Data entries
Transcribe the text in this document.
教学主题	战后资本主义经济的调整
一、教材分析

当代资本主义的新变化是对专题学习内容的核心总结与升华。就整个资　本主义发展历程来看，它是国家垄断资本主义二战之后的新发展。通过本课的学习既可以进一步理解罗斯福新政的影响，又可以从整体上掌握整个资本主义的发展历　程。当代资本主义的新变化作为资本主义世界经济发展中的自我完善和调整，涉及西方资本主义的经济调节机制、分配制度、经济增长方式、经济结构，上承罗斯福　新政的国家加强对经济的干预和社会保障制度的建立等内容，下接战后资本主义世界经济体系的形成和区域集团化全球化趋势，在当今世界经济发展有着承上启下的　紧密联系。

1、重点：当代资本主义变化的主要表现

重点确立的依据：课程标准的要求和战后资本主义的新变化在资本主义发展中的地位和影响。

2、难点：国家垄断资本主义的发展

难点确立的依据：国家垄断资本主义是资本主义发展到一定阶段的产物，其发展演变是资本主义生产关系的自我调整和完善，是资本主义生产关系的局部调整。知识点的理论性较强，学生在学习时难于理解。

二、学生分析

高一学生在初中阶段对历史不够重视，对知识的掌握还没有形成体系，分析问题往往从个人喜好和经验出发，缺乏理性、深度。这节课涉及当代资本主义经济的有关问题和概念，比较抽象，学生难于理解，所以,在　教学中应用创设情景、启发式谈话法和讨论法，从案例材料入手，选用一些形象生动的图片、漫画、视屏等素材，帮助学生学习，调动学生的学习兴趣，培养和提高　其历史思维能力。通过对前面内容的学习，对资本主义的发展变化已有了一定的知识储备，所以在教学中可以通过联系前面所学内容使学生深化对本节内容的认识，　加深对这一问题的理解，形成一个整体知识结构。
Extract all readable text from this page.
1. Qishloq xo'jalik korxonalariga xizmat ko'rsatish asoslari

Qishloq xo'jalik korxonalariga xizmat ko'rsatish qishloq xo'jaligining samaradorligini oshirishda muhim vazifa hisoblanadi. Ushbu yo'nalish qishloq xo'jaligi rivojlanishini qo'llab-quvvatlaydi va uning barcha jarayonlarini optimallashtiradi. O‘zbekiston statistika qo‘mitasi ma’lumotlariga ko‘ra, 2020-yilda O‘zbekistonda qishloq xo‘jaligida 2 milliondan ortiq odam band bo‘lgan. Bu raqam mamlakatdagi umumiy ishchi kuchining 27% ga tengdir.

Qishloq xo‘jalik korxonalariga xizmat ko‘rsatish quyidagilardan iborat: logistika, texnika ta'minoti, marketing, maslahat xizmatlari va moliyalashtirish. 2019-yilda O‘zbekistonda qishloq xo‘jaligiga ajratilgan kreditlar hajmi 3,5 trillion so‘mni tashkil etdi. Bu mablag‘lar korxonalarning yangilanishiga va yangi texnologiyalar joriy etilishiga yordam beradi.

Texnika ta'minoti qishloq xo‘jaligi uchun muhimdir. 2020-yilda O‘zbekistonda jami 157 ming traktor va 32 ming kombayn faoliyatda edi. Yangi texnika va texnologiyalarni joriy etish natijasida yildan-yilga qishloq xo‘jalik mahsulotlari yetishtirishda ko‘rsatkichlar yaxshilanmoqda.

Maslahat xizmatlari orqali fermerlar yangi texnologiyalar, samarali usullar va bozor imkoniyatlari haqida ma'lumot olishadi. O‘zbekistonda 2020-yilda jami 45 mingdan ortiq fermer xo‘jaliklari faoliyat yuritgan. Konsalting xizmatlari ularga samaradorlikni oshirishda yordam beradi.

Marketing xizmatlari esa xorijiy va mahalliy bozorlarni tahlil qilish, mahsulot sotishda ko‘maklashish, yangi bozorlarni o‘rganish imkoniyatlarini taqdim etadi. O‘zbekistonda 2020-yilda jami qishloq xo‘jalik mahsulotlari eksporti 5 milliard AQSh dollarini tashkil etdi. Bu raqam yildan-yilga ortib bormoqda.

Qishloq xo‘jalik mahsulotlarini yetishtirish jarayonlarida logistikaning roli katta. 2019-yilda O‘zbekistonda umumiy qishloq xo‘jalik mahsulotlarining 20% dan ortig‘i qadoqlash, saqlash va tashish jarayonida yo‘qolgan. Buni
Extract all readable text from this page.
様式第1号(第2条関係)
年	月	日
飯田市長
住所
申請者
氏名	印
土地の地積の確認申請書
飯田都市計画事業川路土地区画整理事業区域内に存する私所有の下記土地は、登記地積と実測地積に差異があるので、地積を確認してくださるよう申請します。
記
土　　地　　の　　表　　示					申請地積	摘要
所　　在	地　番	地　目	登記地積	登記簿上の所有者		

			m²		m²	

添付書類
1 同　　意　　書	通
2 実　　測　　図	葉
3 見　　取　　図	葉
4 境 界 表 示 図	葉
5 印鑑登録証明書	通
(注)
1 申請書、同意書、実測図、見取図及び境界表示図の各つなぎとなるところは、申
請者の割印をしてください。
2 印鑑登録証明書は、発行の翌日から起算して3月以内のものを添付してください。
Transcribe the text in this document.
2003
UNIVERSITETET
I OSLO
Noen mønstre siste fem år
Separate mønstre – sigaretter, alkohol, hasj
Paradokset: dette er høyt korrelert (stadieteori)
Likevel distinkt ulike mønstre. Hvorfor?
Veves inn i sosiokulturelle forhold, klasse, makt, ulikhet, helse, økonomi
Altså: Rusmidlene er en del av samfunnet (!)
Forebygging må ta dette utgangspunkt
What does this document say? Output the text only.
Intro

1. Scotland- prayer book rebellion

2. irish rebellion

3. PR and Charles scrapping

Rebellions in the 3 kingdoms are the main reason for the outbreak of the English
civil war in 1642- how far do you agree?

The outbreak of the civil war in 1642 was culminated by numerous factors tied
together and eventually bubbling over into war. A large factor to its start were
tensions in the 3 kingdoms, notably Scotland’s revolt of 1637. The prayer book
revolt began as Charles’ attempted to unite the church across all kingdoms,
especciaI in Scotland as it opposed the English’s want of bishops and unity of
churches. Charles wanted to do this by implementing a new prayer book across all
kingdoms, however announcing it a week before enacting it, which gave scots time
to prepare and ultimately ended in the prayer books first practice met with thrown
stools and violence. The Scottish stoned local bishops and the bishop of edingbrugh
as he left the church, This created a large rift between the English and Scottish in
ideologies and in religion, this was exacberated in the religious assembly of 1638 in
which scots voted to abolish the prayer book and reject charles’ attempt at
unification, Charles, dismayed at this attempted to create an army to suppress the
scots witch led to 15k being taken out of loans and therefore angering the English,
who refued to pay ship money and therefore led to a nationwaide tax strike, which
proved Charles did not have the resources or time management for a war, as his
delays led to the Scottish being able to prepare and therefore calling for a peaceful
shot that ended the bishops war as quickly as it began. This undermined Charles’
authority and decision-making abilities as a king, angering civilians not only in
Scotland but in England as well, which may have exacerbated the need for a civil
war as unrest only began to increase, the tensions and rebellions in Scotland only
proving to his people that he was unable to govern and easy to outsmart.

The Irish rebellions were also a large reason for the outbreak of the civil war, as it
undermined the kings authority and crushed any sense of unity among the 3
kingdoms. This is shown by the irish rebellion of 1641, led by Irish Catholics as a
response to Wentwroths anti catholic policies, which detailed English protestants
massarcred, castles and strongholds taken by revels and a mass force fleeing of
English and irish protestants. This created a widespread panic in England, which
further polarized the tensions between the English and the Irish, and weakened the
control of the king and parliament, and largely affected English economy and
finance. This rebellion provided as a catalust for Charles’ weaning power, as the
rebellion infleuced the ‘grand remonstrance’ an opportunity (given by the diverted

§ **Stated task**
Please reproduce all of the entries exactly as they stand.

§ **The result**
Transcribe the text in this document.
教学主题	战后资本主义经济的调整
一、教材分析

当代资本主义的新变化是对专题学习内容的核心总结与升华。就整个资　本主义发展历程来看，它是国家垄断资本主义二战之后的新发展。通过本课的学习既可以进一步理解罗斯福新政的影响，又可以从整体上掌握整个资本主义的发展历　程。当代资本主义的新变化作为资本主义世界经济发展中的自我完善和调整，涉及西方资本主义的经济调节机制、分配制度、经济增长方式、经济结构，上承罗斯福　新政的国家加强对经济的干预和社会保障制度的建立等内容，下接战后资本主义世界经济体系的形成和区域集团化全球化趋势，在当今世界经济发展有着承上启下的　紧密联系。

1、重点：当代资本主义变化的主要表现

重点确立的依据：课程标准的要求和战后资本主义的新变化在资本主义发展中的地位和影响。

2、难点：国家垄断资本主义的发展

难点确立的依据：国家垄断资本主义是资本主义发展到一定阶段的产物，其发展演变是资本主义生产关系的自我调整和完善，是资本主义生产关系的局部调整。知识点的理论性较强，学生在学习时难于理解。

二、学生分析

高一学生在初中阶段对历史不够重视，对知识的掌握还没有形成体系，分析问题往往从个人喜好和经验出发，缺乏理性、深度。这节课涉及当代资本主义经济的有关问题和概念，比较抽象，学生难于理解，所以,在　教学中应用创设情景、启发式谈话法和讨论法，从案例材料入手，选用一些形象生动的图片、漫画、视屏等素材，帮助学生学习，调动学生的学习兴趣，培养和提高　其历史思维能力。通过对前面内容的学习，对资本主义的发展变化已有了一定的知识储备，所以在教学中可以通过联系前面所学内容使学生深化对本节内容的认识，　加深对这一问题的理解，形成一个整体知识结构。
Extract all readable text from this page.
1. Qishloq xo'jalik korxonalariga xizmat ko'rsatish asoslari

Qishloq xo'jalik korxonalariga xizmat ko'rsatish qishloq xo'jaligining samaradorligini oshirishda muhim vazifa hisoblanadi. Ushbu yo'nalish qishloq xo'jaligi rivojlanishini qo'llab-quvvatlaydi va uning barcha jarayonlarini optimallashtiradi. O‘zbekiston statistika qo‘mitasi ma’lumotlariga ko‘ra, 2020-yilda O‘zbekistonda qishloq xo‘jaligida 2 milliondan ortiq odam band bo‘lgan. Bu raqam mamlakatdagi umumiy ishchi kuchining 27% ga tengdir.

Qishloq xo‘jalik korxonalariga xizmat ko‘rsatish quyidagilardan iborat: logistika, texnika ta'minoti, marketing, maslahat xizmatlari va moliyalashtirish. 2019-yilda O‘zbekistonda qishloq xo‘jaligiga ajratilgan kreditlar hajmi 3,5 trillion so‘mni tashkil etdi. Bu mablag‘lar korxonalarning yangilanishiga va yangi texnologiyalar joriy etilishiga yordam beradi.

Texnika ta'minoti qishloq xo‘jaligi uchun muhimdir. 2020-yilda O‘zbekistonda jami 157 ming traktor va 32 ming kombayn faoliyatda edi. Yangi texnika va texnologiyalarni joriy etish natijasida yildan-yilga qishloq xo‘jalik mahsulotlari yetishtirishda ko‘rsatkichlar yaxshilanmoqda.

Maslahat xizmatlari orqali fermerlar yangi texnologiyalar, samarali usullar va bozor imkoniyatlari haqida ma'lumot olishadi. O‘zbekistonda 2020-yilda jami 45 mingdan ortiq fermer xo‘jaliklari faoliyat yuritgan. Konsalting xizmatlari ularga samaradorlikni oshirishda yordam beradi.

Marketing xizmatlari esa xorijiy va mahalliy bozorlarni tahlil qilish, mahsulot sotishda ko‘maklashish, yangi bozorlarni o‘rganish imkoniyatlarini taqdim etadi. O‘zbekistonda 2020-yilda jami qishloq xo‘jalik mahsulotlari eksporti 5 milliard AQSh dollarini tashkil etdi. Bu raqam yildan-yilga ortib bormoqda.

Qishloq xo‘jalik mahsulotlarini yetishtirish jarayonlarida logistikaning roli katta. 2019-yilda O‘zbekistonda umumiy qishloq xo‘jalik mahsulotlarining 20% dan ortig‘i qadoqlash, saqlash va tashish jarayonida yo‘qolgan. Buni
Extract all readable text from this page.
様式第1号(第2条関係)
年	月	日
飯田市長
住所
申請者
氏名	印
土地の地積の確認申請書
飯田都市計画事業川路土地区画整理事業区域内に存する私所有の下記土地は、登記地積と実測地積に差異があるので、地積を確認してくださるよう申請します。
記
土　　地　　の　　表　　示					申請地積	摘要
所　　在	地　番	地　目	登記地積	登記簿上の所有者		

			m²		m²	

添付書類
1 同　　意　　書	通
2 実　　測　　図	葉
3 見　　取　　図	葉
4 境 界 表 示 図	葉
5 印鑑登録証明書	通
(注)
1 申請書、同意書、実測図、見取図及び境界表示図の各つなぎとなるところは、申
請者の割印をしてください。
2 印鑑登録証明書は、発行の翌日から起算して3月以内のものを添付してください。
Transcribe the text in this document.
2003
UNIVERSITETET
I OSLO
Noen mønstre siste fem år
Separate mønstre – sigaretter, alkohol, hasj
Paradokset: dette er høyt korrelert (stadieteori)
Likevel distinkt ulike mønstre. Hvorfor?
Veves inn i sosiokulturelle forhold, klasse, makt, ulikhet, helse, økonomi
Altså: Rusmidlene er en del av samfunnet (!)
Forebygging må ta dette utgangspunkt
What does this document say? Output the text only.
Intro

1. Scotland- prayer book rebellion

2. irish rebellion

3. PR and Charles scrapping

Rebellions in the 3 kingdoms are the main reason for the outbreak of the English
civil war in 1642- how far do you agree?

The outbreak of the civil war in 1642 was culminated by numerous factors tied
together and eventually bubbling over into war. A large factor to its start were
tensions in the 3 kingdoms, notably Scotland’s revolt of 1637. The prayer book
revolt began as Charles’ attempted to unite the church across all kingdoms,
especciaI in Scotland as it opposed the English’s want of bishops and unity of
churches. Charles wanted to do this by implementing a new prayer book across all
kingdoms, however announcing it a week before enacting it, which gave scots time
to prepare and ultimately ended in the prayer books first practice met with thrown
stools and violence. The Scottish stoned local bishops and the bishop of edingbrugh
as he left the church, This created a large rift between the English and Scottish in
ideologies and in religion, this was exacberated in the religious assembly of 1638 in
which scots voted to abolish the prayer book and reject charles’ attempt at
unification, Charles, dismayed at this attempted to create an army to suppress the
scots witch led to 15k being taken out of loans and therefore angering the English,
who refued to pay ship money and therefore led to a nationwaide tax strike, which
proved Charles did not have the resources or time management for a war, as his
delays led to the Scottish being able to prepare and therefore calling for a peaceful
shot that ended the bishops war as quickly as it began. This undermined Charles’
authority and decision-making abilities as a king, angering civilians not only in
Scotland but in England as well, which may have exacerbated the need for a civil
war as unrest only began to increase, the tensions and rebellions in Scotland only
proving to his people that he was unable to govern and easy to outsmart.

The Irish rebellions were also a large reason for the outbreak of the civil war, as it
undermined the kings authority and crushed any sense of unity among the 3
kingdoms. This is shown by the irish rebellion of 1641, led by Irish Catholics as a
response to Wentwroths anti catholic policies, which detailed English protestants
massarcred, castles and strongholds taken by revels and a mass force fleeing of
English and irish protestants. This created a widespread panic in England, which
further polarized the tensions between the English and the Irish, and weakened the
control of the king and parliament, and largely affected English economy and
finance. This rebellion provided as a catalust for Charles’ weaning power, as the
rebellion infleuced the ‘grand remonstrance’ an opportunity (given by the diverted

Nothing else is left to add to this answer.